Reproduce the entries word for word, and omit any picture you find in them.
──────── Dataset records
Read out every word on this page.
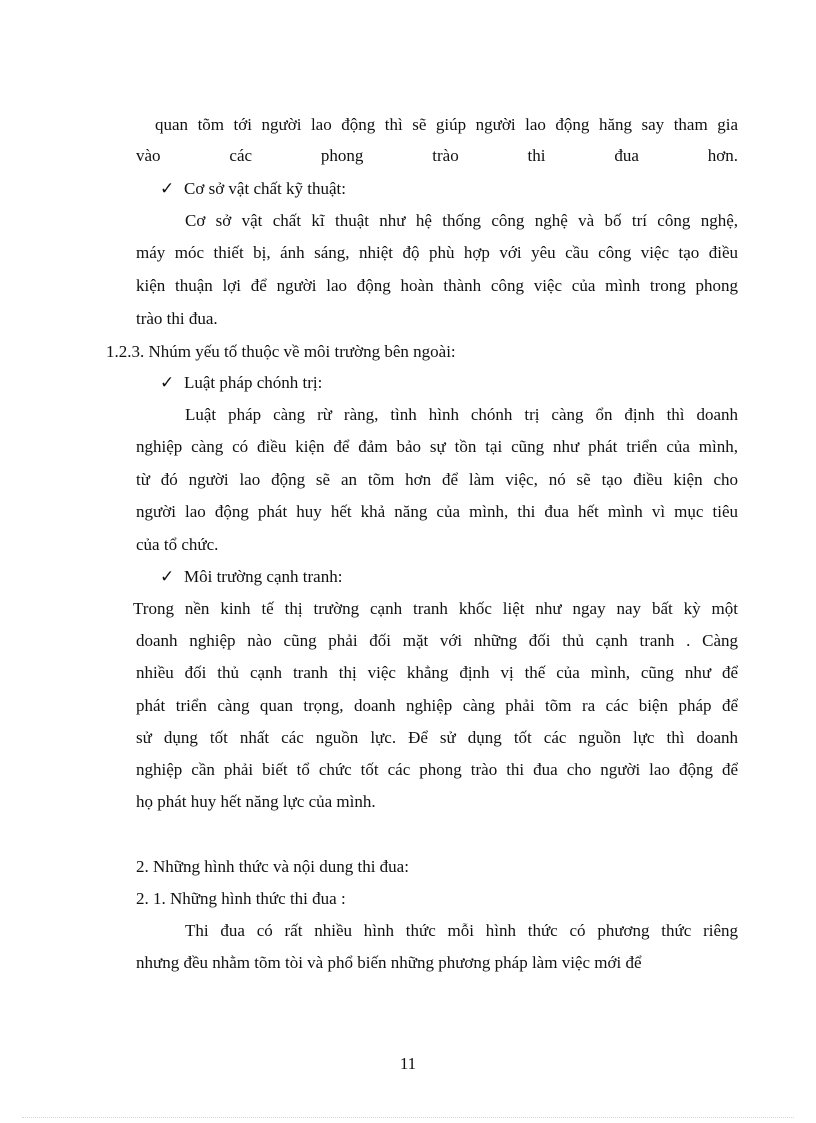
quan tõm tới người lao động thì sẽ giúp người lao động hăng say tham gia
vào các phong trào thi đua hơn.
✓ Cơ sở vật chất kỹ thuật:
Cơ sở vật chất kĩ thuật như hệ thống công nghệ và bố trí công nghệ,
máy móc thiết bị, ánh sáng, nhiệt độ phù hợp với yêu cầu công việc tạo điều
kiện thuận lợi để người lao động hoàn thành công việc của mình trong phong
trào thi đua.
1.2.3. Nhúm yếu tố thuộc về môi trường bên ngoài:
✓ Luật pháp chónh trị:
Luật pháp càng rừ ràng, tình hình chónh trị càng ổn định thì doanh
nghiệp càng có điều kiện để đảm bảo sự tồn tại cũng như phát triển của mình,
từ đó người lao động sẽ an tõm hơn để làm việc, nó sẽ tạo điều kiện cho
người lao động phát huy hết khả năng của mình, thi đua hết mình vì mục tiêu
của tổ chức.
✓ Môi trường cạnh tranh:
Trong nền kinh tế thị trường cạnh tranh khốc liệt như ngay nay bất kỳ một
doanh nghiệp nào cũng phải đối mặt với những đối thủ cạnh tranh . Càng
nhiều đối thủ cạnh tranh thị việc khẳng định vị thế của mình, cũng như để
phát triển càng quan trọng, doanh nghiệp càng phải tõm ra các biện pháp để
sử dụng tốt nhất các nguồn lực. Để sử dụng tốt các nguồn lực thì doanh
nghiệp cần phải biết tổ chức tốt các phong trào thi đua cho người lao động để
họ phát huy hết năng lực của mình.
2. Những hình thức và nội dung thi đua:
2. 1. Những hình thức thi đua :
Thi đua có rất nhiều hình thức mỗi hình thức có phương thức riêng
nhưng đều nhằm tõm tòi và phổ biến những phương pháp làm việc mới để
11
────────────────
#### Expected answer
Read out every word on this page.
quan tõm tới người lao động thì sẽ giúp người lao động hăng say tham gia
vào các phong trào thi đua hơn.
✓ Cơ sở vật chất kỹ thuật:
Cơ sở vật chất kĩ thuật như hệ thống công nghệ và bố trí công nghệ,
máy móc thiết bị, ánh sáng, nhiệt độ phù hợp với yêu cầu công việc tạo điều
kiện thuận lợi để người lao động hoàn thành công việc của mình trong phong
trào thi đua.
1.2.3. Nhúm yếu tố thuộc về môi trường bên ngoài:
✓ Luật pháp chónh trị:
Luật pháp càng rừ ràng, tình hình chónh trị càng ổn định thì doanh
nghiệp càng có điều kiện để đảm bảo sự tồn tại cũng như phát triển của mình,
từ đó người lao động sẽ an tõm hơn để làm việc, nó sẽ tạo điều kiện cho
người lao động phát huy hết khả năng của mình, thi đua hết mình vì mục tiêu
của tổ chức.
✓ Môi trường cạnh tranh:
Trong nền kinh tế thị trường cạnh tranh khốc liệt như ngay nay bất kỳ một
doanh nghiệp nào cũng phải đối mặt với những đối thủ cạnh tranh . Càng
nhiều đối thủ cạnh tranh thị việc khẳng định vị thế của mình, cũng như để
phát triển càng quan trọng, doanh nghiệp càng phải tõm ra các biện pháp để
sử dụng tốt nhất các nguồn lực. Để sử dụng tốt các nguồn lực thì doanh
nghiệp cần phải biết tổ chức tốt các phong trào thi đua cho người lao động để
họ phát huy hết năng lực của mình.
2. Những hình thức và nội dung thi đua:
2. 1. Những hình thức thi đua :
Thi đua có rất nhiều hình thức mỗi hình thức có phương thức riêng
nhưng đều nhằm tõm tòi và phổ biến những phương pháp làm việc mới để
11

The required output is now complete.